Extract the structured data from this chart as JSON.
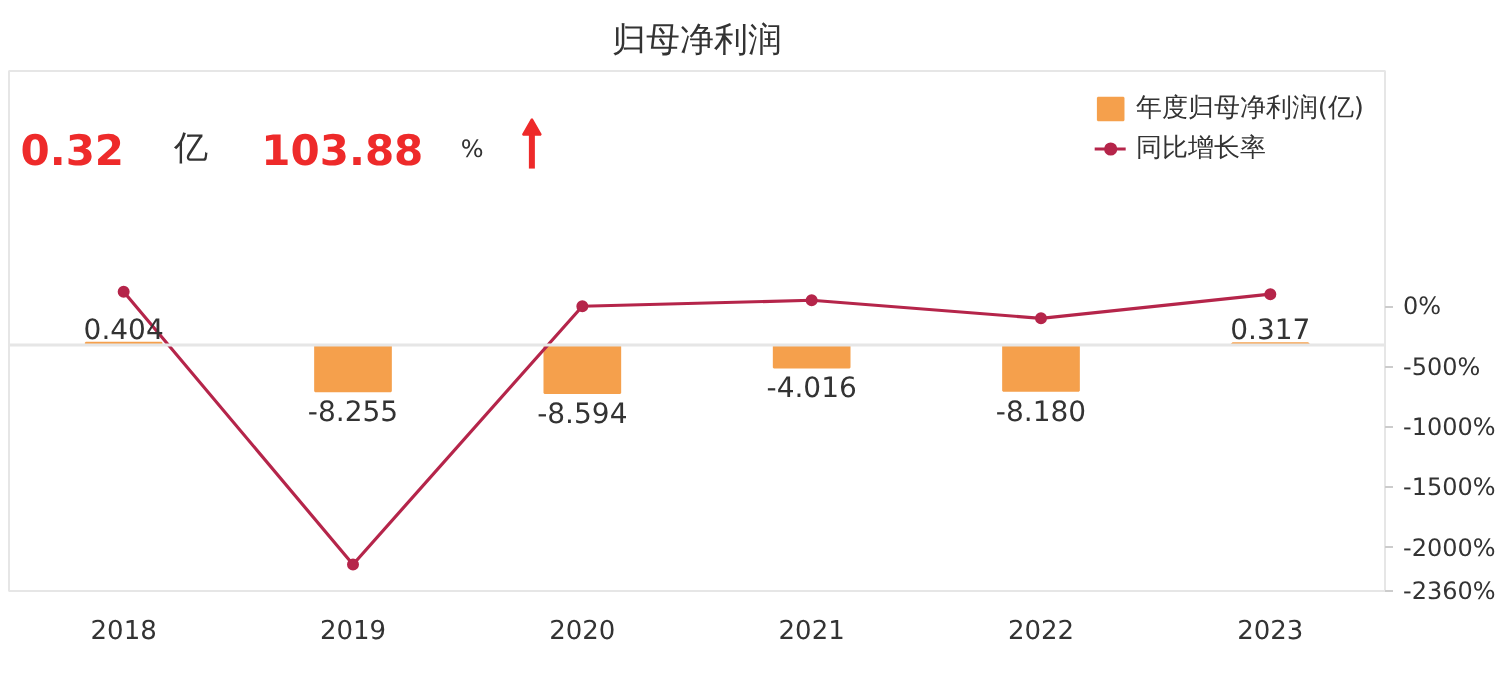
{
  "chart_data": {
    "type": "bar",
    "title": "归母净利润",
    "annotations": [
      "0.32",
      "亿",
      "103.88",
      "%"
    ],
    "categories": [
      "2018",
      "2019",
      "2020",
      "2021",
      "2022",
      "2023"
    ],
    "series": [
      {
        "name": "年度归母净利润(亿)",
        "color": "#f5a04c",
        "values": [
          0.404,
          -8.255,
          -8.594,
          -4.016,
          -8.18,
          0.317
        ],
        "value_labels": [
          "0.404",
          "-8.255",
          "-8.594",
          "-4.016",
          "-8.180",
          "0.317"
        ]
      },
      {
        "name": "同比增长率",
        "type": "line",
        "axis": "y2",
        "color": "#b5254a",
        "marker": "circle",
        "values": [
          120,
          -2140,
          0,
          50,
          -100,
          100
        ]
      }
    ],
    "ylim": [
      -44,
      49
    ],
    "y2lim": [
      -2360,
      1950
    ],
    "y2ticks": [
      {
        "value": 0,
        "label": "0%"
      },
      {
        "value": -500,
        "label": "-500%"
      },
      {
        "value": -1000,
        "label": "-1000%"
      },
      {
        "value": -1500,
        "label": "-1500%"
      },
      {
        "value": -2000,
        "label": "-2000%"
      },
      {
        "value": -2360,
        "label": "-2360%"
      }
    ],
    "tick_labels": "xy2",
    "grid": false,
    "legend": "top right"
  }
}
☆ ☆ ☆ ☆ ☆
**Task directions**
Reproduce the data above in full, exactly as it is, with the pictures left out.

**Task result**
Extract the structured data from this chart as JSON.
{
  "chart_data": {
    "type": "bar",
    "title": "归母净利润",
    "annotations": [
      "0.32",
      "亿",
      "103.88",
      "%"
    ],
    "categories": [
      "2018",
      "2019",
      "2020",
      "2021",
      "2022",
      "2023"
    ],
    "series": [
      {
        "name": "年度归母净利润(亿)",
        "color": "#f5a04c",
        "values": [
          0.404,
          -8.255,
          -8.594,
          -4.016,
          -8.18,
          0.317
        ],
        "value_labels": [
          "0.404",
          "-8.255",
          "-8.594",
          "-4.016",
          "-8.180",
          "0.317"
        ]
      },
      {
        "name": "同比增长率",
        "type": "line",
        "axis": "y2",
        "color": "#b5254a",
        "marker": "circle",
        "values": [
          120,
          -2140,
          0,
          50,
          -100,
          100
        ]
      }
    ],
    "ylim": [
      -44,
      49
    ],
    "y2lim": [
      -2360,
      1950
    ],
    "y2ticks": [
      {
        "value": 0,
        "label": "0%"
      },
      {
        "value": -500,
        "label": "-500%"
      },
      {
        "value": -1000,
        "label": "-1000%"
      },
      {
        "value": -1500,
        "label": "-1500%"
      },
      {
        "value": -2000,
        "label": "-2000%"
      },
      {
        "value": -2360,
        "label": "-2360%"
      }
    ],
    "tick_labels": "xy2",
    "grid": false,
    "legend": "top right"
  }
}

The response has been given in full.